SHORT PROBLEM: Convert every line of the data below into a Markdown table with two columns, Row and Line, giving each line a row number and leaving out blank lines.

== RECORD EXCERPTS

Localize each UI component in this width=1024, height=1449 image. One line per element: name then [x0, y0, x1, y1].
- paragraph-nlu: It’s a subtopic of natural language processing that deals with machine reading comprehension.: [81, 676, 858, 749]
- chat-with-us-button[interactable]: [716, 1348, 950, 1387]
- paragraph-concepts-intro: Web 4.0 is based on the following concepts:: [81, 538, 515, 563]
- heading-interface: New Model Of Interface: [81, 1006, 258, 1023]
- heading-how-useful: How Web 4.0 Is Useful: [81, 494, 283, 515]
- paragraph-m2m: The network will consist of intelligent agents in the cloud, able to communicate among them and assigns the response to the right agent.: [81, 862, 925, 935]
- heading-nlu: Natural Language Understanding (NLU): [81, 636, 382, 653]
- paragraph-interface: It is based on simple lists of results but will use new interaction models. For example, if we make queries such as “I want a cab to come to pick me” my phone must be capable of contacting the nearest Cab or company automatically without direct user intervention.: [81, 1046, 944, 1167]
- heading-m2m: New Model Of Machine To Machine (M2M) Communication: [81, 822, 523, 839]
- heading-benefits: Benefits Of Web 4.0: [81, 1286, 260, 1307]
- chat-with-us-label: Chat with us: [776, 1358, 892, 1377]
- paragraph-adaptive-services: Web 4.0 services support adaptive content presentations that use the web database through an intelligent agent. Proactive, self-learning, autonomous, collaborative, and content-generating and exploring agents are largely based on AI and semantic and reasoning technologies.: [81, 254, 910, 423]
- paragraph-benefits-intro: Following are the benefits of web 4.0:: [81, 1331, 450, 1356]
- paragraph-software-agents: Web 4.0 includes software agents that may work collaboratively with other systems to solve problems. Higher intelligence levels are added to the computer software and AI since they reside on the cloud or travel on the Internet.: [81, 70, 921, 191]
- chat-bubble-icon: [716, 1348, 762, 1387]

====

RESPONSE TO THIS EXERCISE:
| Row | Line |
|---|---|
| 1 | Localize each UI component in this width=1024, height=1449 image. One line per element: name then [x0, y0, x1, y1]. |
| 2 | - paragraph-nlu: It’s a subtopic of natural language processing that deals with machine reading comprehension.: [81, 676, 858, 749] |
| 3 | - chat-with-us-button[interactable]: [716, 1348, 950, 1387] |
| 4 | - paragraph-concepts-intro: Web 4.0 is based on the following concepts:: [81, 538, 515, 563] |
| 5 | - heading-interface: New Model Of Interface: [81, 1006, 258, 1023] |
| 6 | - heading-how-useful: How Web 4.0 Is Useful: [81, 494, 283, 515] |
| 7 | - paragraph-m2m: The network will consist of intelligent agents in the cloud, able to communicate among them and assigns the response to the right agent.: [81, 862, 925, 935] |
| 8 | - heading-nlu: Natural Language Understanding (NLU): [81, 636, 382, 653] |
| 9 | - paragraph-interface: It is based on simple lists of results but will use new interaction models. For example, if we make queries such as “I want a cab to come to pick me” my phone must be capable of contacting the nearest Cab or company automatically without direct user intervention.: [81, 1046, 944, 1167] |
| 10 | - heading-m2m: New Model Of Machine To Machine (M2M) Communication: [81, 822, 523, 839] |
| 11 | - heading-benefits: Benefits Of Web 4.0: [81, 1286, 260, 1307] |
| 12 | - chat-with-us-label: Chat with us: [776, 1358, 892, 1377] |
| 13 | - paragraph-adaptive-services: Web 4.0 services support adaptive content presentations that use the web database through an intelligent agent. Proactive, self-learning, autonomous, collaborative, and content-generating and exploring agents are largely based on AI and semantic and reasoning technologies.: [81, 254, 910, 423] |
| 14 | - paragraph-benefits-intro: Following are the benefits of web 4.0:: [81, 1331, 450, 1356] |
| 15 | - paragraph-software-agents: Web 4.0 includes software agents that may work collaboratively with other systems to solve problems. Higher intelligence levels are added to the computer software and AI since they reside on the cloud or travel on the Internet.: [81, 70, 921, 191] |
| 16 | - chat-bubble-icon: [716, 1348, 762, 1387] |